GIVEN PROBLEM:
Write out the material below again, unchanged.

RECORDS FOR THIS TASK:
▼

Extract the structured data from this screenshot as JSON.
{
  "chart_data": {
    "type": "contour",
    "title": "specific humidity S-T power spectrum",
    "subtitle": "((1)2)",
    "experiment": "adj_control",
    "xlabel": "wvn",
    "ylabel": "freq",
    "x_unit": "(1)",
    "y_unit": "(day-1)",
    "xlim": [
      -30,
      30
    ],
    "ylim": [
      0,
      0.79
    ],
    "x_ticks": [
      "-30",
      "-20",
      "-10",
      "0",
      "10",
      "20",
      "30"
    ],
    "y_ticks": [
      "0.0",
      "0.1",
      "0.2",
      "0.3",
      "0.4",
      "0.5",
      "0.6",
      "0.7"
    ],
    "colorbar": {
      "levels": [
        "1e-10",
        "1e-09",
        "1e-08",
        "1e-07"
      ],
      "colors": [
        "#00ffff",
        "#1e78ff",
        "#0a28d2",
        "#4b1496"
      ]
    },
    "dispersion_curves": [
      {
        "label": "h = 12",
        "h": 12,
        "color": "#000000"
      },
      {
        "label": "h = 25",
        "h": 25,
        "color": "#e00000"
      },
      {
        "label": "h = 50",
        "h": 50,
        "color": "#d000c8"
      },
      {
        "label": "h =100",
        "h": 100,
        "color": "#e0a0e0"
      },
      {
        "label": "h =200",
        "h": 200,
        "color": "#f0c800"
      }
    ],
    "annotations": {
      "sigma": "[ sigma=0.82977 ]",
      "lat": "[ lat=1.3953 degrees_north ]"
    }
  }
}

▲

RESULT:
Extract the structured data from this screenshot as JSON.
{
  "chart_data": {
    "type": "contour",
    "title": "specific humidity S-T power spectrum",
    "subtitle": "((1)2)",
    "experiment": "adj_control",
    "xlabel": "wvn",
    "ylabel": "freq",
    "x_unit": "(1)",
    "y_unit": "(day-1)",
    "xlim": [
      -30,
      30
    ],
    "ylim": [
      0,
      0.79
    ],
    "x_ticks": [
      "-30",
      "-20",
      "-10",
      "0",
      "10",
      "20",
      "30"
    ],
    "y_ticks": [
      "0.0",
      "0.1",
      "0.2",
      "0.3",
      "0.4",
      "0.5",
      "0.6",
      "0.7"
    ],
    "colorbar": {
      "levels": [
        "1e-10",
        "1e-09",
        "1e-08",
        "1e-07"
      ],
      "colors": [
        "#00ffff",
        "#1e78ff",
        "#0a28d2",
        "#4b1496"
      ]
    },
    "dispersion_curves": [
      {
        "label": "h = 12",
        "h": 12,
        "color": "#000000"
      },
      {
        "label": "h = 25",
        "h": 25,
        "color": "#e00000"
      },
      {
        "label": "h = 50",
        "h": 50,
        "color": "#d000c8"
      },
      {
        "label": "h =100",
        "h": 100,
        "color": "#e0a0e0"
      },
      {
        "label": "h =200",
        "h": 200,
        "color": "#f0c800"
      }
    ],
    "annotations": {
      "sigma": "[ sigma=0.82977 ]",
      "lat": "[ lat=1.3953 degrees_north ]"
    }
  }
}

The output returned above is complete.